Instruction ▸
Copy each line in the data that includes the word "pursuant".

Data for the task ▸
=======

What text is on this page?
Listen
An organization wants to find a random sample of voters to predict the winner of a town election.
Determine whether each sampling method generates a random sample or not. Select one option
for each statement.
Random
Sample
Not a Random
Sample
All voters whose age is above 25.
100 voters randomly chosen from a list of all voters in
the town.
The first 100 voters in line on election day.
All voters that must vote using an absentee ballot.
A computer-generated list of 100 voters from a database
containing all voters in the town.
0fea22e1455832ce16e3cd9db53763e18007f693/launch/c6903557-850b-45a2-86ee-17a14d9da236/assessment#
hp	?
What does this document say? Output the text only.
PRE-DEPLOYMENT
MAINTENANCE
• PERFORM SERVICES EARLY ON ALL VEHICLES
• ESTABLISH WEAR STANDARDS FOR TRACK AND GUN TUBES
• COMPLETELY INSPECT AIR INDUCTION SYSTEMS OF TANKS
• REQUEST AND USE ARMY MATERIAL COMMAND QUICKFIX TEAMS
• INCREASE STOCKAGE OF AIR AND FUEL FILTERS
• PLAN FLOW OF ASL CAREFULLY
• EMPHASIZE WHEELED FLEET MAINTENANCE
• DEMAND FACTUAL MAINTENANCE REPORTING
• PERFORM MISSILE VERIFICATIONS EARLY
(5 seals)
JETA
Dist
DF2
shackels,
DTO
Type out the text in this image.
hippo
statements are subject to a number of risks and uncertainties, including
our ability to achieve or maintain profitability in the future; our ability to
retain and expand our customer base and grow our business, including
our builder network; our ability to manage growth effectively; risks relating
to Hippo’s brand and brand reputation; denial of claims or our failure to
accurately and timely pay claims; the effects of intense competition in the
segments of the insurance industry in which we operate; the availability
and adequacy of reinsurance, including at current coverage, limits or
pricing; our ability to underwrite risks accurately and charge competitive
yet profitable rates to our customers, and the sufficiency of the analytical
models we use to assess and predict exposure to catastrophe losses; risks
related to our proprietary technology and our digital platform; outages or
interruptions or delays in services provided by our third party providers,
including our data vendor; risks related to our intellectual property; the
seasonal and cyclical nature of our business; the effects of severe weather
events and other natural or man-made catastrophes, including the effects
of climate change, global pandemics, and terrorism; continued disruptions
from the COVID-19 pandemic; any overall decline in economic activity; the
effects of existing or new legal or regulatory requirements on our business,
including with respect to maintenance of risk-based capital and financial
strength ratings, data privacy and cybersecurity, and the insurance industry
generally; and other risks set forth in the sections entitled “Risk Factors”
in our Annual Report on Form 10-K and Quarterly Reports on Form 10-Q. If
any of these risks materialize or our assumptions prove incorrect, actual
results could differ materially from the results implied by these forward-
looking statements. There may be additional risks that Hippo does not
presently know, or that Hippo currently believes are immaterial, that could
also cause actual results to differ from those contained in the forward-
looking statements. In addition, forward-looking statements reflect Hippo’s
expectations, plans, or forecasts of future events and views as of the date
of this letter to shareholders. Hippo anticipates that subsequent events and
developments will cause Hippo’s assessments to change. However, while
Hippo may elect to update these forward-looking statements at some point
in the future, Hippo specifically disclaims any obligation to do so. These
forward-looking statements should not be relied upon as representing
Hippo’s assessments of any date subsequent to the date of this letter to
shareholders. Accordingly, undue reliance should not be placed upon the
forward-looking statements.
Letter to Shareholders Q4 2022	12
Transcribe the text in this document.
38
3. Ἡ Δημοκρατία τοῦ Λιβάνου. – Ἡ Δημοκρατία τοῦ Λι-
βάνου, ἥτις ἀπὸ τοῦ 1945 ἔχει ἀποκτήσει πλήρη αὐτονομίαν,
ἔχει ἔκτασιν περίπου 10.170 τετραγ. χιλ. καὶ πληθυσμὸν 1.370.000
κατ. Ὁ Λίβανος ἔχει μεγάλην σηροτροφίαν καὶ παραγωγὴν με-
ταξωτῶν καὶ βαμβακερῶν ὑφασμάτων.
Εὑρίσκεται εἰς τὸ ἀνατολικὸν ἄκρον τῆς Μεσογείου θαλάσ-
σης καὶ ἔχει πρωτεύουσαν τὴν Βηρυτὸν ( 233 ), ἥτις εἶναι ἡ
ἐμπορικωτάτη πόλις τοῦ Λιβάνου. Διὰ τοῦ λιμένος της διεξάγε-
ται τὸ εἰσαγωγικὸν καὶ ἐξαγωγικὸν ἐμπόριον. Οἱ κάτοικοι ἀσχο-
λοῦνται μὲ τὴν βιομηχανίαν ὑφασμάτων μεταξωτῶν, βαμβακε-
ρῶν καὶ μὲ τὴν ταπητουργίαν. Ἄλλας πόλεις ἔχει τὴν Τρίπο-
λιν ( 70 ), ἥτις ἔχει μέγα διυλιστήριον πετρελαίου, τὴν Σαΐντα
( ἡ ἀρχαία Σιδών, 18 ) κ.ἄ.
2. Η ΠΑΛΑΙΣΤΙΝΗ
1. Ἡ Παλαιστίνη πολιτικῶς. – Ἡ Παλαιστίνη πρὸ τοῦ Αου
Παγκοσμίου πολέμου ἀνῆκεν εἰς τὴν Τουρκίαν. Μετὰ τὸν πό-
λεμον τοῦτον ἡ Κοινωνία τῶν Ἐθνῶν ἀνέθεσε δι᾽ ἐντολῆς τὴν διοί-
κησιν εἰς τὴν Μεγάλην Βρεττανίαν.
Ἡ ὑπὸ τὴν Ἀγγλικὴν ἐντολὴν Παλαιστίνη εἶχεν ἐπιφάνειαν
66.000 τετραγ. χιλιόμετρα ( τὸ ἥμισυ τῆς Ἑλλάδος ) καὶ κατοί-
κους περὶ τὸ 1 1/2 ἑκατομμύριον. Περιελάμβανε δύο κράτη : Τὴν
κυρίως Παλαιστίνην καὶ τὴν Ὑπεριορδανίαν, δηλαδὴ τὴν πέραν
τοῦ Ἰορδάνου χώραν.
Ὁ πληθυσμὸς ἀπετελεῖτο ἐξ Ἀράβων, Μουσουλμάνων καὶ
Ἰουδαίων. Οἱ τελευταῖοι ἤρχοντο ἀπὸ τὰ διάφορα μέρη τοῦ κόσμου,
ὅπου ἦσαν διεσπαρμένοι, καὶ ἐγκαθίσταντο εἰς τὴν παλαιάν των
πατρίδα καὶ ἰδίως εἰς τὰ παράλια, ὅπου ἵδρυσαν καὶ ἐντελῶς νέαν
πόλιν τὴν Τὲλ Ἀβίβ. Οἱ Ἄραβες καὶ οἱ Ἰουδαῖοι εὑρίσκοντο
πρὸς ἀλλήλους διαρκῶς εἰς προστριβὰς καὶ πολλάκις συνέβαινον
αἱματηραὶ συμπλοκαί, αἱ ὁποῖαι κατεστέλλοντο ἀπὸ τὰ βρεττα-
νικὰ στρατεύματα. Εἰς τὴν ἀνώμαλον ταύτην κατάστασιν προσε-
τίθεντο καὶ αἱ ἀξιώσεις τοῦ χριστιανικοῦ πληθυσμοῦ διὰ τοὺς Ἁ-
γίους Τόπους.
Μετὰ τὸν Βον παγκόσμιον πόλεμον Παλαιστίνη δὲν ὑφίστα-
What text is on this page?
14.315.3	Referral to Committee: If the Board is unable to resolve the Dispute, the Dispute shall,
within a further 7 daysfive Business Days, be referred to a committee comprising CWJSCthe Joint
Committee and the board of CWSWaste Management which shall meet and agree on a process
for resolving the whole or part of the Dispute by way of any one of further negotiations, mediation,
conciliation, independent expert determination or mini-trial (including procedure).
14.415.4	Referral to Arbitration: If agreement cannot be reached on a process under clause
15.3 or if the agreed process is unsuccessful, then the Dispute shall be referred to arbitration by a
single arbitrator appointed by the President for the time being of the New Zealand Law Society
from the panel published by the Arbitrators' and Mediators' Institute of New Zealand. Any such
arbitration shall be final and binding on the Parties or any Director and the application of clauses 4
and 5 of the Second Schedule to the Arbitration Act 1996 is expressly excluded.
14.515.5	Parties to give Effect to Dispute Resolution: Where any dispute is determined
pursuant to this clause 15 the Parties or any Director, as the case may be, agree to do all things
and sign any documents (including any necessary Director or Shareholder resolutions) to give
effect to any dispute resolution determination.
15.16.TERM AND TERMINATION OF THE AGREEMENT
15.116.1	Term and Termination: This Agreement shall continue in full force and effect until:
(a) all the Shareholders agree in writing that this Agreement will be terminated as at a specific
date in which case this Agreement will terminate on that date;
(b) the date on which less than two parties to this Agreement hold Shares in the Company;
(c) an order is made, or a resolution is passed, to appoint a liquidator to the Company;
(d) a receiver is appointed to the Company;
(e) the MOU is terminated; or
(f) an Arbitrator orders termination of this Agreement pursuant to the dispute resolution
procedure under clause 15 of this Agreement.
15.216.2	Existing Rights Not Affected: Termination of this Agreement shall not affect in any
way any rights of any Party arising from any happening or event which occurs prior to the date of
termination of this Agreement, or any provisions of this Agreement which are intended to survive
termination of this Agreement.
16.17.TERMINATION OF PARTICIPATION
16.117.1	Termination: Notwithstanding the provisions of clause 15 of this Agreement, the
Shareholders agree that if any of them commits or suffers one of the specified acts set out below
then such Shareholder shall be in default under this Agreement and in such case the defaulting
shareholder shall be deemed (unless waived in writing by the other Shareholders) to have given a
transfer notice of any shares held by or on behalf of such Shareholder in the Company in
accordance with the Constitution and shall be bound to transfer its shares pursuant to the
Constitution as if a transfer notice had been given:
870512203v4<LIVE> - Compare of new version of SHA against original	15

=======

The answer ▸
pursuant to this clause 15 the Parties or any Director, as the case may be, agree to do all things
(f) an Arbitrator orders termination of this Agreement pursuant to the dispute resolution
accordance with the Constitution and shall be bound to transfer its shares pursuant to the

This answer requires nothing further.